Begin TASK DATA

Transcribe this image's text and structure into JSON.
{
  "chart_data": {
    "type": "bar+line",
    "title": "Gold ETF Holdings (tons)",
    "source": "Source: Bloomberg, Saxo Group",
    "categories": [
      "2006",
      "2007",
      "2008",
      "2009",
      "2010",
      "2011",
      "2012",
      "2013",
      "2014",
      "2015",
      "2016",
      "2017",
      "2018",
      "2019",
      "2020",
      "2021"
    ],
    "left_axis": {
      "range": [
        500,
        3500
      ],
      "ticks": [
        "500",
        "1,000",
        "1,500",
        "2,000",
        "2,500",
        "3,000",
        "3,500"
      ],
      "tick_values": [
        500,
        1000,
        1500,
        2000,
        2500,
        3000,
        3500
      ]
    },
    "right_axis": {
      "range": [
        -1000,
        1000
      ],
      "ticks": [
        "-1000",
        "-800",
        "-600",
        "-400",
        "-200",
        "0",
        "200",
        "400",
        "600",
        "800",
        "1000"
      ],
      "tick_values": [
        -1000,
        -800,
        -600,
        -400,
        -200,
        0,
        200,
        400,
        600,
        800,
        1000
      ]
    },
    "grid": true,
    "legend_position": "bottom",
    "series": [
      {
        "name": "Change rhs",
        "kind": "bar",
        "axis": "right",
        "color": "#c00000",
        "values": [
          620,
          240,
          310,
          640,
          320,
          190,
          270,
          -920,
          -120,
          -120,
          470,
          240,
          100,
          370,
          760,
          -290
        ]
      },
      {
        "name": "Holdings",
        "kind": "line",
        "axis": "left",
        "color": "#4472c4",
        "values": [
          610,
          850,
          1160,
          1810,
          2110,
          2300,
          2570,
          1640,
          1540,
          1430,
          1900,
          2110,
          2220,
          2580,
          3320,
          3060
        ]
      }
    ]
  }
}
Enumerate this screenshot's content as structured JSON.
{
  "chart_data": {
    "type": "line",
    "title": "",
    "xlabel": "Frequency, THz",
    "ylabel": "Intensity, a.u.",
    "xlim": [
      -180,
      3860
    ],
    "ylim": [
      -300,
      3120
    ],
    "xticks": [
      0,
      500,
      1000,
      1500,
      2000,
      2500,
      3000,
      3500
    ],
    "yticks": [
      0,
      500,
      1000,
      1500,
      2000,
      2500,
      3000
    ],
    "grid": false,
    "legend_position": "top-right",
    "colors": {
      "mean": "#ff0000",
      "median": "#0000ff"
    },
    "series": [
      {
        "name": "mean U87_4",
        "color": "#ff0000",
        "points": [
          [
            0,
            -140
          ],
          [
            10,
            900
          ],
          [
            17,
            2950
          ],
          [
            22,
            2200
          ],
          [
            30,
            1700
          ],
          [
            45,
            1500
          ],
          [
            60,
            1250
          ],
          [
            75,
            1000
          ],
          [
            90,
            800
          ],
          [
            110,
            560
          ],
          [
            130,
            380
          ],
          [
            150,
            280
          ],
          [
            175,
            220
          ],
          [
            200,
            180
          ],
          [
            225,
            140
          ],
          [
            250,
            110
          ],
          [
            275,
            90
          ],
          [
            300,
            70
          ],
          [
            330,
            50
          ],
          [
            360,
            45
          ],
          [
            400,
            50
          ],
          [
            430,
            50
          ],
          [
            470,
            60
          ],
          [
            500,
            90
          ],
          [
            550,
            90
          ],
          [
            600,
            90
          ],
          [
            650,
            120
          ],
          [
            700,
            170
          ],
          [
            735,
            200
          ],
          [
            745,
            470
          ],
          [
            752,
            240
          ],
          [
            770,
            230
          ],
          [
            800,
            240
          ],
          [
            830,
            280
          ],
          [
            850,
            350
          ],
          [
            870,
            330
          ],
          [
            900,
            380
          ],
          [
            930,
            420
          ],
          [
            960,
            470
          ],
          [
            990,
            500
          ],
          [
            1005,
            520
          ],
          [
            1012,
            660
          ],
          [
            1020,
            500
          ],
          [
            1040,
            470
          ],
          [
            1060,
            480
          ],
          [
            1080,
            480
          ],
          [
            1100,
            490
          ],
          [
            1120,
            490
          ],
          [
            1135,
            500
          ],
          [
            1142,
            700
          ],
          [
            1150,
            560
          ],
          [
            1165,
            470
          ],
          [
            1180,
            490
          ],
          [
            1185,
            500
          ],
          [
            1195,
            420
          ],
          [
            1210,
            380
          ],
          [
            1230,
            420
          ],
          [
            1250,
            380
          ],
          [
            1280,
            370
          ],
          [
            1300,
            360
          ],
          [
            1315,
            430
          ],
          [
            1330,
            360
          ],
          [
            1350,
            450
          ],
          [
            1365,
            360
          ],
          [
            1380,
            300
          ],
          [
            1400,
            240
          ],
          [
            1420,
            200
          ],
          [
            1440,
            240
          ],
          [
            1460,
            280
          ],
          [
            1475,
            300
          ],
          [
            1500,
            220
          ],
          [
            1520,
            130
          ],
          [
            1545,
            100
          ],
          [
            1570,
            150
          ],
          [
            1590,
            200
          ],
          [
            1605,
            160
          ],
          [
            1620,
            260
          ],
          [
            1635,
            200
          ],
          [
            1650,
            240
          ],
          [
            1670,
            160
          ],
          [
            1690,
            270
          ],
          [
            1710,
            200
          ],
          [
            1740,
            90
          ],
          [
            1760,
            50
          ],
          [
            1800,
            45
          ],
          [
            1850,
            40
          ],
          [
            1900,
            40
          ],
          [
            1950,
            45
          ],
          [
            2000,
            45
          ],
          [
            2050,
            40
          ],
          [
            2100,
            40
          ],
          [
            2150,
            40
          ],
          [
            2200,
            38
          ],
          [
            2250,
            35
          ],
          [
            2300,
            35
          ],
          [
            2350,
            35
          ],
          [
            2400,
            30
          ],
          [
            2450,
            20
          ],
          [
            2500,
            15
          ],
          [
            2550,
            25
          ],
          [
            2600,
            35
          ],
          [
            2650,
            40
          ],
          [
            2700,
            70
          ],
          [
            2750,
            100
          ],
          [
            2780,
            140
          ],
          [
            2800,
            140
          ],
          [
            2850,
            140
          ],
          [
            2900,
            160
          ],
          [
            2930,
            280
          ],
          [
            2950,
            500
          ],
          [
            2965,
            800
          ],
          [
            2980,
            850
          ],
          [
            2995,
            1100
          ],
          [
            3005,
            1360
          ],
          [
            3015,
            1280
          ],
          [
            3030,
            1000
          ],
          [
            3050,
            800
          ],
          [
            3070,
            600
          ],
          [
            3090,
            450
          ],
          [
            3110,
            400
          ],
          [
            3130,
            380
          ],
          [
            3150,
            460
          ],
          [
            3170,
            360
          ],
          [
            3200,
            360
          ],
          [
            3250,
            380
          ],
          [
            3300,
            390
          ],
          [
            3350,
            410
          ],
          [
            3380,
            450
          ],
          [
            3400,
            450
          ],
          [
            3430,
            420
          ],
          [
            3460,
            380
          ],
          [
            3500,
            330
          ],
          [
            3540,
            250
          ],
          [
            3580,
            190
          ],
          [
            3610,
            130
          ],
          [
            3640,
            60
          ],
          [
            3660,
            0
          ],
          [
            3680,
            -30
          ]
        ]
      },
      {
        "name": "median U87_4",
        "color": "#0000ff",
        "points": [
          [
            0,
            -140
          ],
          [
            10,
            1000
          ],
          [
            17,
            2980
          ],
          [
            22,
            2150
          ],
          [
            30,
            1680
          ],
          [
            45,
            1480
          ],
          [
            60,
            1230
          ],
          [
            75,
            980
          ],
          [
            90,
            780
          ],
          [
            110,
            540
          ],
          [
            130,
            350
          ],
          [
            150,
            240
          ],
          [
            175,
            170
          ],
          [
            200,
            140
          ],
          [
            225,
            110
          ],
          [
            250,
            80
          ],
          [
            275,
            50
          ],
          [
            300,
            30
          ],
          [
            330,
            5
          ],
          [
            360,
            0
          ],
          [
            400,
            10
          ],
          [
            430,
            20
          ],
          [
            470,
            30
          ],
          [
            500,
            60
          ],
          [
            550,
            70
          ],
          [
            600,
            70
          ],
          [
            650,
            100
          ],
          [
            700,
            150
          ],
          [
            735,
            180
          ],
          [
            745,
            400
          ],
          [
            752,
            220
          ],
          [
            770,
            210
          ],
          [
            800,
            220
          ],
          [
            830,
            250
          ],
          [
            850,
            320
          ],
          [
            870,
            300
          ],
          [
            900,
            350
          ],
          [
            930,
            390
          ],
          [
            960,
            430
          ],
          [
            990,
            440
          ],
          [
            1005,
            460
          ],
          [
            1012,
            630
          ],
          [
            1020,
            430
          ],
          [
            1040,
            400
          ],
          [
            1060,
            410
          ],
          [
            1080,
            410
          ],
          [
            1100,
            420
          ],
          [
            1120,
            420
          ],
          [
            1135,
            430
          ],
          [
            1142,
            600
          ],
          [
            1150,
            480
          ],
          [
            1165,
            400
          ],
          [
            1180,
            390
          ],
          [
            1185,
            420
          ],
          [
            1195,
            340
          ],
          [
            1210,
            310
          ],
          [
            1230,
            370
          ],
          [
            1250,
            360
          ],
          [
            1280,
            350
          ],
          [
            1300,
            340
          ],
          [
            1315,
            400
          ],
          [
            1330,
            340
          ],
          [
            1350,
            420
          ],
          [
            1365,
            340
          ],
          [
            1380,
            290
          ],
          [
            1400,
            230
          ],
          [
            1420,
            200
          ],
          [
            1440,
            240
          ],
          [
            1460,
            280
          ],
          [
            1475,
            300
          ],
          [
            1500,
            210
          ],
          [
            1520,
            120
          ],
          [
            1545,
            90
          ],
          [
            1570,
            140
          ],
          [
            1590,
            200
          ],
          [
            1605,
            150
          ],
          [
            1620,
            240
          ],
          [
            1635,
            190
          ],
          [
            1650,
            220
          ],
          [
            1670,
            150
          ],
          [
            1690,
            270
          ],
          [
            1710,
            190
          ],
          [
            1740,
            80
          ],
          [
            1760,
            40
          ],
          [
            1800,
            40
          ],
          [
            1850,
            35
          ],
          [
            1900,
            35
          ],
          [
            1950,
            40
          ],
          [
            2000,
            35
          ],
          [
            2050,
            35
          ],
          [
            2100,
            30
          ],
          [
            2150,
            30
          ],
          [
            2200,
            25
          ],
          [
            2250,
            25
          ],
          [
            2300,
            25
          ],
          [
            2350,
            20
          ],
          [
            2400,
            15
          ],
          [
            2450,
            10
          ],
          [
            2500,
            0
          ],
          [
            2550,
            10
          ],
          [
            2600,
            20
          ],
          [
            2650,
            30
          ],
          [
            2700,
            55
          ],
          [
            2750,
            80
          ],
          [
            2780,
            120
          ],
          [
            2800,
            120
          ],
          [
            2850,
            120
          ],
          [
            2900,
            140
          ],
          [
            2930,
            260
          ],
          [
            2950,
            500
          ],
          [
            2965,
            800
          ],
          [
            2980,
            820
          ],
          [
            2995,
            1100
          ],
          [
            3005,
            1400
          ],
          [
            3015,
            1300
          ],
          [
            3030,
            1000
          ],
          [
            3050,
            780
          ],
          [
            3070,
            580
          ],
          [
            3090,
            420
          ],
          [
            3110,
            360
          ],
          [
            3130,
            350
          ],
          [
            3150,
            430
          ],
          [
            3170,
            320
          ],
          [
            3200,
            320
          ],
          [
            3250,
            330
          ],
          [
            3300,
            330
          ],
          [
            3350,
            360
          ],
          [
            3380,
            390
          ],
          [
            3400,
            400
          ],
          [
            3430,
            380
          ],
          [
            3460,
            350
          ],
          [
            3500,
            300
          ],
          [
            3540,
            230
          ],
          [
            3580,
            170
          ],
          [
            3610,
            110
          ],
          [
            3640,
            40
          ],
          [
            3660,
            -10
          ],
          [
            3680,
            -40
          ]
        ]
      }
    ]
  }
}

End TASK DATA

REQUIREMENT – What is the number of lines containing "this"? Give that number only.

WRITTEN SOLUTION – 2